_GOAL_.
Check every line of the material below for the string "JSON", and return the ones that have it.

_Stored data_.

☆ ☆ ☆ ☆ ☆ ☆ ☆

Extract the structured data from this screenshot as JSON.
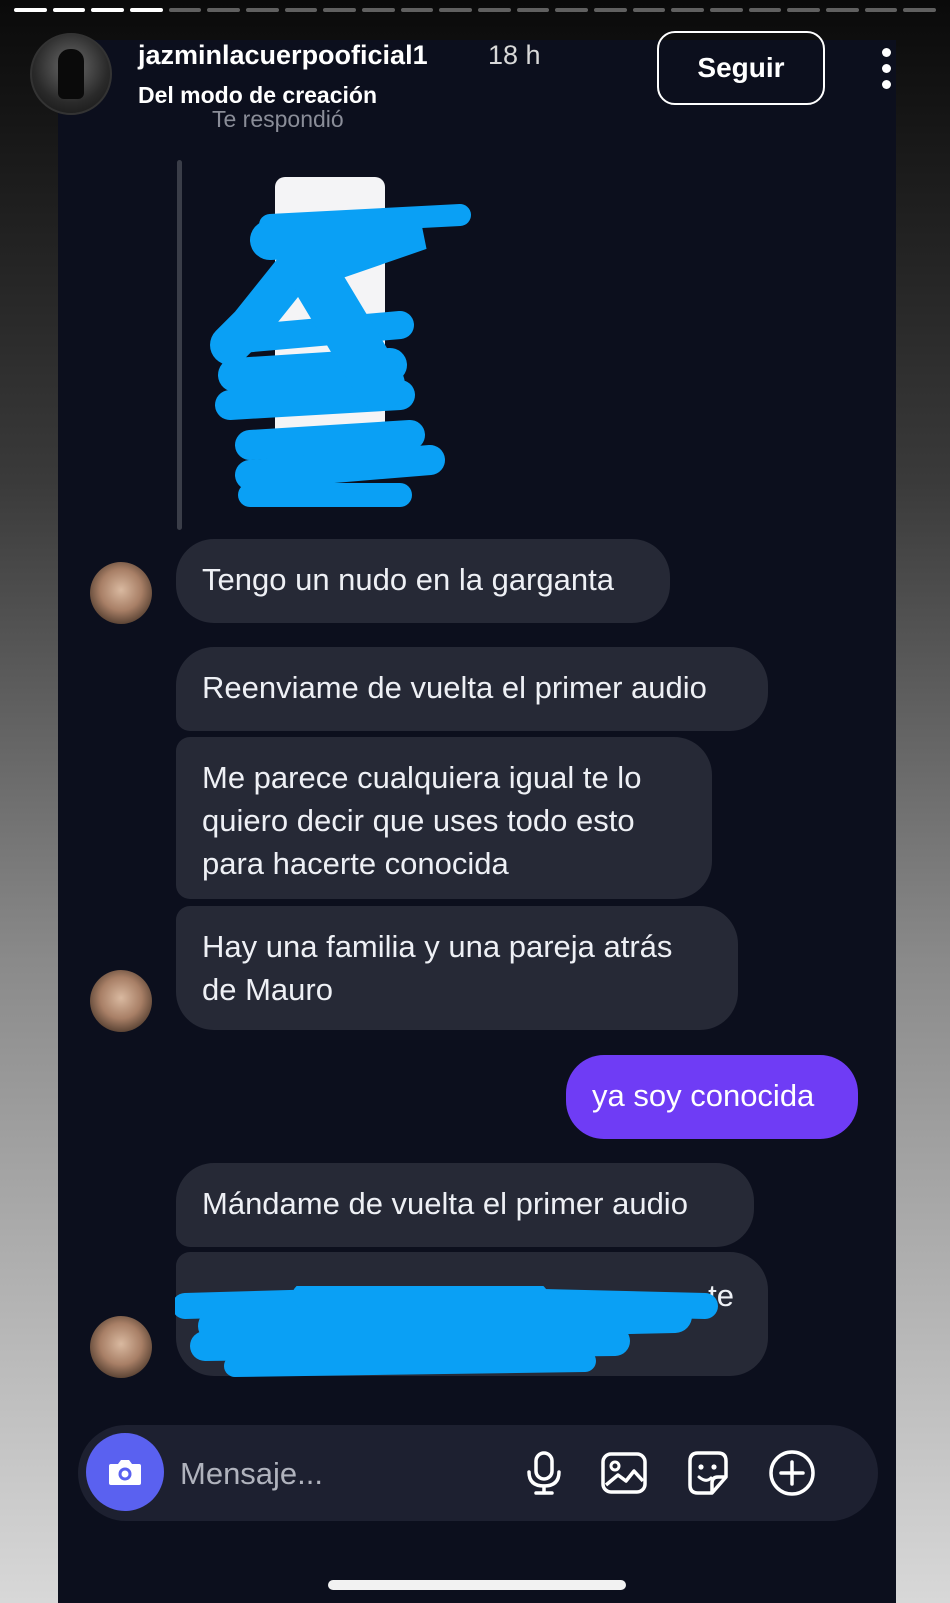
{
  "header": {
    "username": "jazminlacuerpooficial1",
    "time": "18 h",
    "subtitle": "Del modo de creación",
    "follow_label": "Seguir"
  },
  "thread": {
    "replied_label": "Te respondió",
    "messages": [
      {
        "text": "Tengo un nudo en la garganta",
        "from": "them"
      },
      {
        "text": "Reenviame de vuelta el primer audio",
        "from": "them"
      },
      {
        "text": "Me parece cualquiera igual te lo quiero decir que uses todo esto para hacerte conocida",
        "from": "them"
      },
      {
        "text": "Hay una familia y una pareja atrás de Mauro",
        "from": "them"
      },
      {
        "text": "ya soy conocida",
        "from": "me"
      },
      {
        "text": "Mándame de vuelta el primer audio",
        "from": "them"
      }
    ],
    "redacted_visible_fragment": "te"
  },
  "composer": {
    "placeholder": "Mensaje..."
  },
  "icons": [
    "more-vertical-icon",
    "camera-icon",
    "microphone-icon",
    "gallery-icon",
    "sticker-icon",
    "add-icon"
  ],
  "colors": {
    "accent_outgoing": "#6f3cf5",
    "camera_button": "#5a61f0",
    "redaction_scribble": "#0aa0f5",
    "incoming_bubble": "#262936",
    "chat_background": "#0c0f1d"
  }
}
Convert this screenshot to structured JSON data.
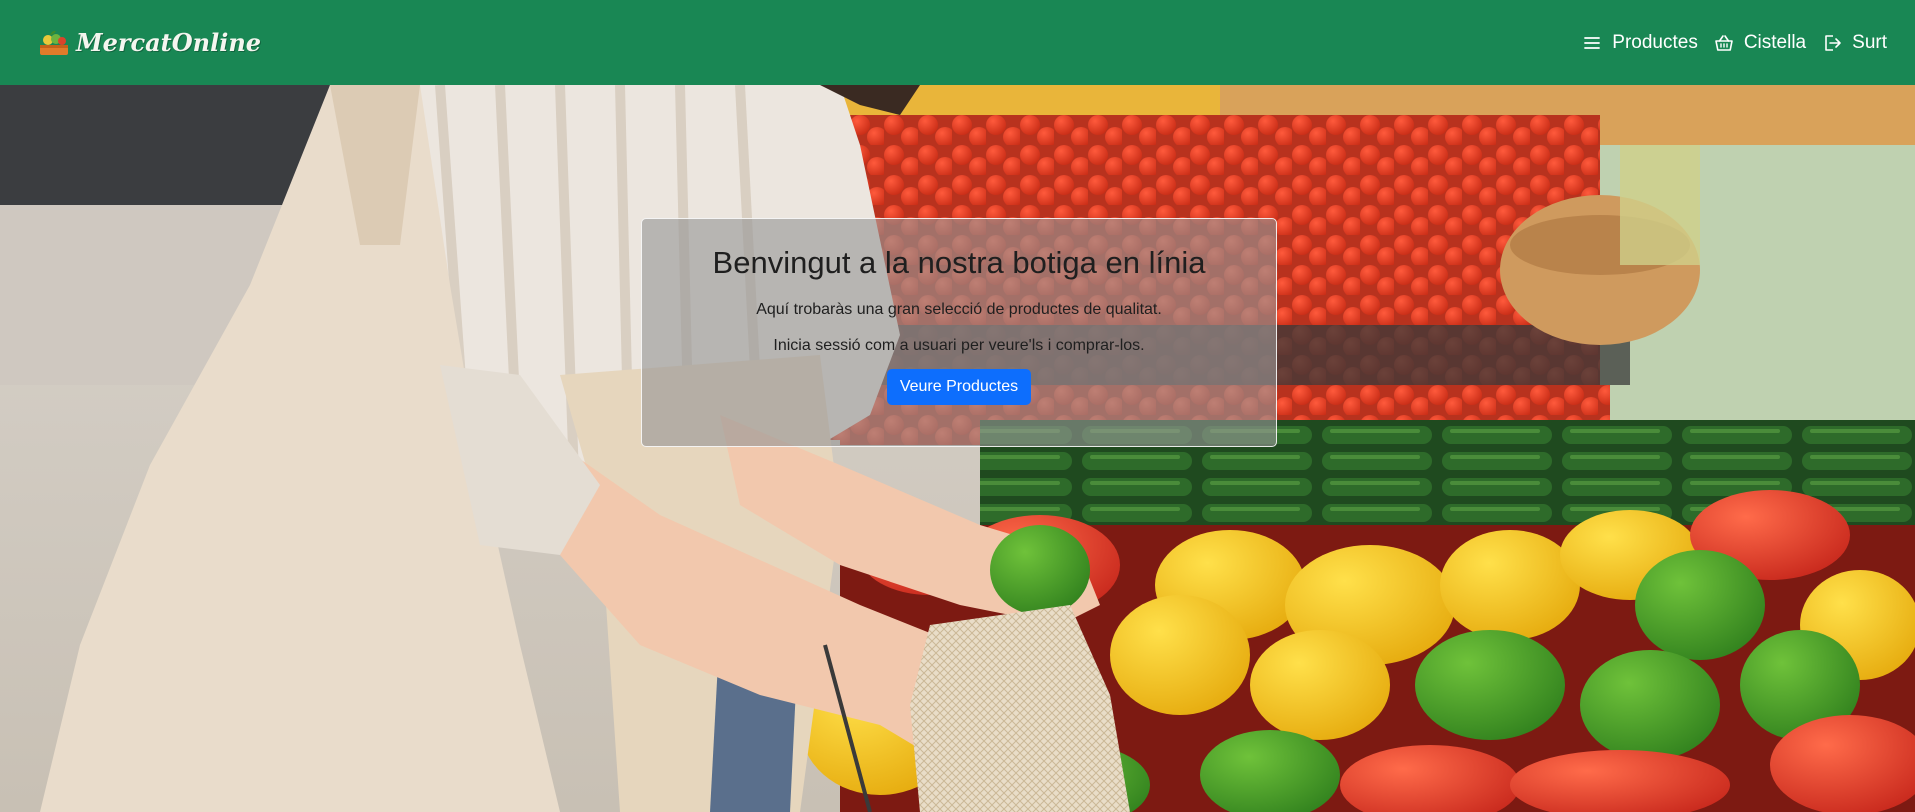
{
  "header": {
    "brand_name": "MercatOnline",
    "brand_logo": "basket-logo",
    "nav": [
      {
        "label": "Productes",
        "icon": "list-icon"
      },
      {
        "label": "Cistella",
        "icon": "basket-icon"
      },
      {
        "label": "Surt",
        "icon": "logout-icon"
      }
    ]
  },
  "hero": {
    "title": "Benvingut a la nostra botiga en línia",
    "line1": "Aquí trobaràs una gran selecció de productes de qualitat.",
    "line2": "Inicia sessió com a usuari per veure'ls i comprar-los.",
    "button_label": "Veure Productes",
    "background_image": "woman-shopping-vegetables-photo"
  },
  "colors": {
    "navbar": "#198754",
    "button": "#0d6efd"
  }
}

☆ ☆ ☆ ☆ ☆ ☆ ☆

_TASK SOLUTION_.
Extract the structured data from this screenshot as JSON.
Convert this screenshot to structured JSON data.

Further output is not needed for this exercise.